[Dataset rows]
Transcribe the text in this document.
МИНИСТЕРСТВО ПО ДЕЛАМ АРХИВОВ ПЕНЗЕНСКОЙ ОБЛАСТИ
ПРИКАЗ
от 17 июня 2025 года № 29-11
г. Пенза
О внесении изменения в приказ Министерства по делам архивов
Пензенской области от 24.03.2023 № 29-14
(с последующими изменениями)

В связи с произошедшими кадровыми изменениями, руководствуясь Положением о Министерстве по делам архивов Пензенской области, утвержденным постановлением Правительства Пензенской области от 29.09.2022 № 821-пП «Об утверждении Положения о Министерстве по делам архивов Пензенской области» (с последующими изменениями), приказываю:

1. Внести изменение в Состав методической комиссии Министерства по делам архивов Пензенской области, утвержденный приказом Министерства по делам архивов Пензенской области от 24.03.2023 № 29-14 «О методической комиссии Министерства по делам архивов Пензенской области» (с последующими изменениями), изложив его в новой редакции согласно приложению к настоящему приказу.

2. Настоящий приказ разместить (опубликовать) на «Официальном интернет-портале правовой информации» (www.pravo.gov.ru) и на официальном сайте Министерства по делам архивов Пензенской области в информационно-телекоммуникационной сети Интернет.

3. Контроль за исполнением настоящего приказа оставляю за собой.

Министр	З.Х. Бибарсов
* * *
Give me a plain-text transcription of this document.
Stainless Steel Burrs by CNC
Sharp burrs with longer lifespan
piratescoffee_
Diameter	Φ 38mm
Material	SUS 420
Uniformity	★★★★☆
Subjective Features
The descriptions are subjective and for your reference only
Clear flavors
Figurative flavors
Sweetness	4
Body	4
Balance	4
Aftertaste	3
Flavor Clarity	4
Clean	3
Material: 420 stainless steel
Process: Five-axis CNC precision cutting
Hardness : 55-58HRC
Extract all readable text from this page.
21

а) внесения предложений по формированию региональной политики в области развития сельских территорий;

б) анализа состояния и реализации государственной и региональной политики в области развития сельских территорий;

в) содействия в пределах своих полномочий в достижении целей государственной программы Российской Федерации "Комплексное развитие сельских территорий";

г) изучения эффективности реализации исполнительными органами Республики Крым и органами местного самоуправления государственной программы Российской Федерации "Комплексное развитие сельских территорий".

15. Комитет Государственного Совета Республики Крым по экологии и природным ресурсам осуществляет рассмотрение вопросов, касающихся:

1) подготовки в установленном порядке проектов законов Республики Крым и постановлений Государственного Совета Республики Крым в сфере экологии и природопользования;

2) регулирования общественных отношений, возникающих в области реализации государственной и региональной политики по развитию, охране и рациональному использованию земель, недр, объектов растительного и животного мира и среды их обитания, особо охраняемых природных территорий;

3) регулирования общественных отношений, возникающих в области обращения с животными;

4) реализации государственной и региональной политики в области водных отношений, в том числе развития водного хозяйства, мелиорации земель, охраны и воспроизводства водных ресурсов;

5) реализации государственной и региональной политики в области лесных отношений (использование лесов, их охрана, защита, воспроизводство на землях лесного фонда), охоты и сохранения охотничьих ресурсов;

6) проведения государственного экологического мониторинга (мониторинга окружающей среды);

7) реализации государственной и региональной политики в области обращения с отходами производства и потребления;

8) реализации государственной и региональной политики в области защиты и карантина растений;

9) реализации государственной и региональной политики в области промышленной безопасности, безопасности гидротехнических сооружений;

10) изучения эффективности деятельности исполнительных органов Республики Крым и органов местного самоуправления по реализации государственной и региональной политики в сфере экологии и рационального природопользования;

PROMPT: Check every line of the listing for the string "возникающих" and report how many lines have it, as a number alone.

EXPECTED ANSWER: 2